YOUR GOAL:
What follows is a set of entries. Give them again exactly, without the pictures.
--- Start of THE INPUT ---
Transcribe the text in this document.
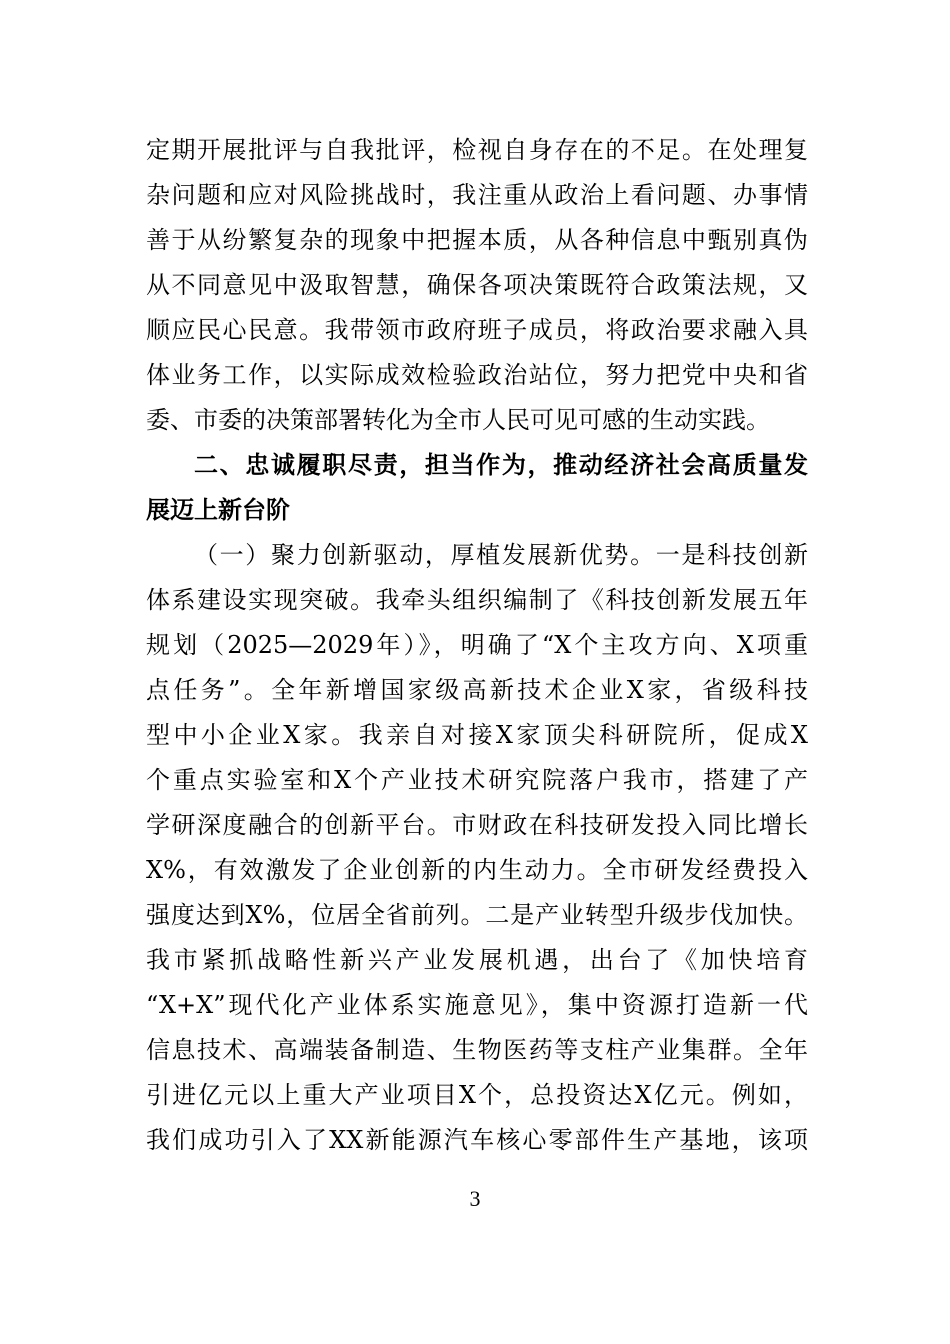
定期开展批评与自我批评，检视自身存在的不足。在处理复
杂问题和应对风险挑战时，我注重从政治上看问题、办事情
善于从纷繁复杂的现象中把握本质，从各种信息中甄别真伪
从不同意见中汲取智慧，确保各项决策既符合政策法规，又
顺应民心民意。我带领市政府班子成员，将政治要求融入具
体业务工作，以实际成效检验政治站位，努力把党中央和省
委、市委的决策部署转化为全市人民可见可感的生动实践。
二、忠诚履职尽责，担当作为，推动经济社会高质量发
展迈上新台阶
（一）聚力创新驱动，厚植发展新优势。一是科技创新
体系建设实现突破。我牵头组织编制了《科技创新发展五年
规划（2025—2029年）》，明确了“X个主攻方向、X项重
点任务”。全年新增国家级高新技术企业X家，省级科技
型中小企业X家。我亲自对接X家顶尖科研院所，促成X
个重点实验室和X个产业技术研究院落户我市，搭建了产
学研深度融合的创新平台。市财政在科技研发投入同比增长
X%，有效激发了企业创新的内生动力。全市研发经费投入
强度达到X%，位居全省前列。二是产业转型升级步伐加快。
我市紧抓战略性新兴产业发展机遇，出台了《加快培育
“X+X”现代化产业体系实施意见》，集中资源打造新一代
信息技术、高端装备制造、生物医药等支柱产业集群。全年
引进亿元以上重大产业项目X个，总投资达X亿元。例如，
我们成功引入了XX新能源汽车核心零部件生产基地，该项
3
--- End of THE INPUT ---
WORKED SOLUTION:
Transcribe the text in this document.
定期开展批评与自我批评，检视自身存在的不足。在处理复
杂问题和应对风险挑战时，我注重从政治上看问题、办事情
善于从纷繁复杂的现象中把握本质，从各种信息中甄别真伪
从不同意见中汲取智慧，确保各项决策既符合政策法规，又
顺应民心民意。我带领市政府班子成员，将政治要求融入具
体业务工作，以实际成效检验政治站位，努力把党中央和省
委、市委的决策部署转化为全市人民可见可感的生动实践。
二、忠诚履职尽责，担当作为，推动经济社会高质量发
展迈上新台阶
（一）聚力创新驱动，厚植发展新优势。一是科技创新
体系建设实现突破。我牵头组织编制了《科技创新发展五年
规划（2025—2029年）》，明确了“X个主攻方向、X项重
点任务”。全年新增国家级高新技术企业X家，省级科技
型中小企业X家。我亲自对接X家顶尖科研院所，促成X
个重点实验室和X个产业技术研究院落户我市，搭建了产
学研深度融合的创新平台。市财政在科技研发投入同比增长
X%，有效激发了企业创新的内生动力。全市研发经费投入
强度达到X%，位居全省前列。二是产业转型升级步伐加快。
我市紧抓战略性新兴产业发展机遇，出台了《加快培育
“X+X”现代化产业体系实施意见》，集中资源打造新一代
信息技术、高端装备制造、生物医药等支柱产业集群。全年
引进亿元以上重大产业项目X个，总投资达X亿元。例如，
我们成功引入了XX新能源汽车核心零部件生产基地，该项
3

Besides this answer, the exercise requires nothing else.